═══ EXCERPTED RECORDS ═══
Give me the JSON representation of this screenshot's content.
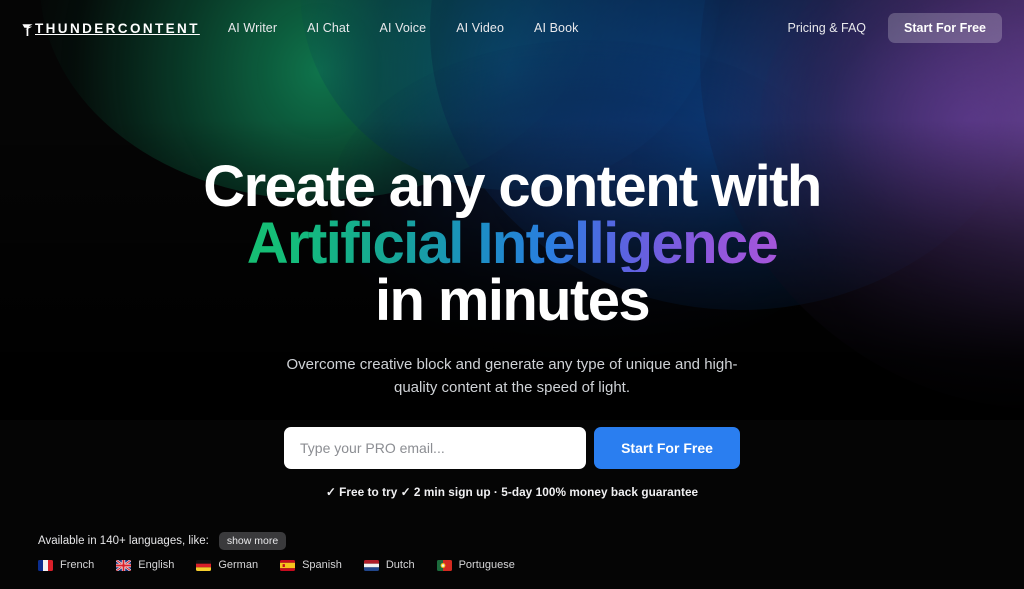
{
  "brand": {
    "name": "THUNDERCONTENT",
    "logo_icon": "lightning-bolt-icon"
  },
  "nav": {
    "links": [
      {
        "label": "AI Writer"
      },
      {
        "label": "AI Chat"
      },
      {
        "label": "AI Voice"
      },
      {
        "label": "AI Video"
      },
      {
        "label": "AI Book"
      }
    ],
    "pricing_label": "Pricing & FAQ",
    "cta_label": "Start For Free"
  },
  "hero": {
    "headline_line1": "Create any content with",
    "headline_line2": "Artificial Intelligence",
    "headline_line3": "in minutes",
    "subtitle": "Overcome creative block and generate any type of unique and high-quality content at the speed of light.",
    "email_placeholder": "Type your PRO email...",
    "email_value": "",
    "cta_label": "Start For Free",
    "guarantee": "✓ Free to try ✓ 2 min sign up · 5-day 100% money back guarantee"
  },
  "languages": {
    "heading": "Available in 140+ languages, like:",
    "show_more_label": "show more",
    "items": [
      {
        "name": "French",
        "flag_icon": "flag-france-icon"
      },
      {
        "name": "English",
        "flag_icon": "flag-uk-icon"
      },
      {
        "name": "German",
        "flag_icon": "flag-germany-icon"
      },
      {
        "name": "Spanish",
        "flag_icon": "flag-spain-icon"
      },
      {
        "name": "Dutch",
        "flag_icon": "flag-netherlands-icon"
      },
      {
        "name": "Portuguese",
        "flag_icon": "flag-portugal-icon"
      }
    ]
  },
  "colors": {
    "background": "#050505",
    "cta_blue": "#2a7ef0",
    "glow_green": "#107a50",
    "glow_blue": "#0d468c",
    "glow_purple": "#8056b0",
    "gradient_start": "#18c06a",
    "gradient_mid": "#2a7ee0",
    "gradient_end": "#b455d8"
  }
}
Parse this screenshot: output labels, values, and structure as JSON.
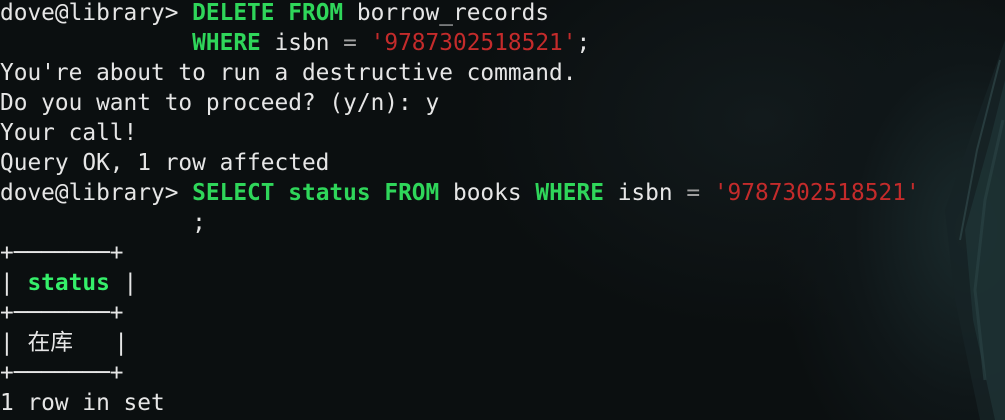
{
  "terminal": {
    "prompt": "dove@library> ",
    "continuation_indent": "              ",
    "delete_cmd": {
      "kw_delete": "DELETE",
      "kw_from": "FROM",
      "table": "borrow_records",
      "kw_where": "WHERE",
      "column": "isbn",
      "operator": "=",
      "value": "'9787302518521'",
      "terminator": ";"
    },
    "warning_line": "You're about to run a destructive command.",
    "confirm_question": "Do you want to proceed? (y/n): ",
    "confirm_answer": "y",
    "your_call": "Your call!",
    "query_ok": "Query OK, 1 row affected",
    "select_cmd": {
      "kw_select": "SELECT",
      "column_status": "status",
      "kw_from": "FROM",
      "table": "books",
      "kw_where": "WHERE",
      "column": "isbn",
      "operator": "=",
      "value": "'9787302518521'",
      "terminator": ";"
    },
    "result_table": {
      "border": "+───────+",
      "header": "status",
      "rows": [
        "在库"
      ]
    },
    "row_count": "1 row in set"
  },
  "colors": {
    "keyword": "#2fd65a",
    "string": "#c42b2b",
    "text": "#e6e6e6",
    "background": "#0b0f10"
  }
}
═══
→ **WHAT YOU HAVE TO DO**
Keep the pictures out of your copy, and repeat every entry above exactly.

→ **EXERCISE SOLUTION**
Give me the JSON representation of this screenshot's content.
{
  "brand": {
    "name": "THUNDERCONTENT",
    "logo_icon": "lightning-bolt-icon"
  },
  "nav": {
    "links": [
      {
        "label": "AI Writer"
      },
      {
        "label": "AI Chat"
      },
      {
        "label": "AI Voice"
      },
      {
        "label": "AI Video"
      },
      {
        "label": "AI Book"
      }
    ],
    "pricing_label": "Pricing & FAQ",
    "cta_label": "Start For Free"
  },
  "hero": {
    "headline_line1": "Create any content with",
    "headline_line2": "Artificial Intelligence",
    "headline_line3": "in minutes",
    "subtitle": "Overcome creative block and generate any type of unique and high-quality content at the speed of light.",
    "email_placeholder": "Type your PRO email...",
    "email_value": "",
    "cta_label": "Start For Free",
    "guarantee": "✓ Free to try ✓ 2 min sign up · 5-day 100% money back guarantee"
  },
  "languages": {
    "heading": "Available in 140+ languages, like:",
    "show_more_label": "show more",
    "items": [
      {
        "name": "French",
        "flag_icon": "flag-france-icon"
      },
      {
        "name": "English",
        "flag_icon": "flag-uk-icon"
      },
      {
        "name": "German",
        "flag_icon": "flag-germany-icon"
      },
      {
        "name": "Spanish",
        "flag_icon": "flag-spain-icon"
      },
      {
        "name": "Dutch",
        "flag_icon": "flag-netherlands-icon"
      },
      {
        "name": "Portuguese",
        "flag_icon": "flag-portugal-icon"
      }
    ]
  },
  "colors": {
    "background": "#050505",
    "cta_blue": "#2a7ef0",
    "glow_green": "#107a50",
    "glow_blue": "#0d468c",
    "glow_purple": "#8056b0",
    "gradient_start": "#18c06a",
    "gradient_mid": "#2a7ee0",
    "gradient_end": "#b455d8"
  }
}
Parse this screenshot: output labels, values, and structure as JSON.
{
  "terminal": {
    "prompt": "dove@library> ",
    "continuation_indent": "              ",
    "delete_cmd": {
      "kw_delete": "DELETE",
      "kw_from": "FROM",
      "table": "borrow_records",
      "kw_where": "WHERE",
      "column": "isbn",
      "operator": "=",
      "value": "'9787302518521'",
      "terminator": ";"
    },
    "warning_line": "You're about to run a destructive command.",
    "confirm_question": "Do you want to proceed? (y/n): ",
    "confirm_answer": "y",
    "your_call": "Your call!",
    "query_ok": "Query OK, 1 row affected",
    "select_cmd": {
      "kw_select": "SELECT",
      "column_status": "status",
      "kw_from": "FROM",
      "table": "books",
      "kw_where": "WHERE",
      "column": "isbn",
      "operator": "=",
      "value": "'9787302518521'",
      "terminator": ";"
    },
    "result_table": {
      "border": "+───────+",
      "header": "status",
      "rows": [
        "在库"
      ]
    },
    "row_count": "1 row in set"
  },
  "colors": {
    "keyword": "#2fd65a",
    "string": "#c42b2b",
    "text": "#e6e6e6",
    "background": "#0b0f10"
  }
}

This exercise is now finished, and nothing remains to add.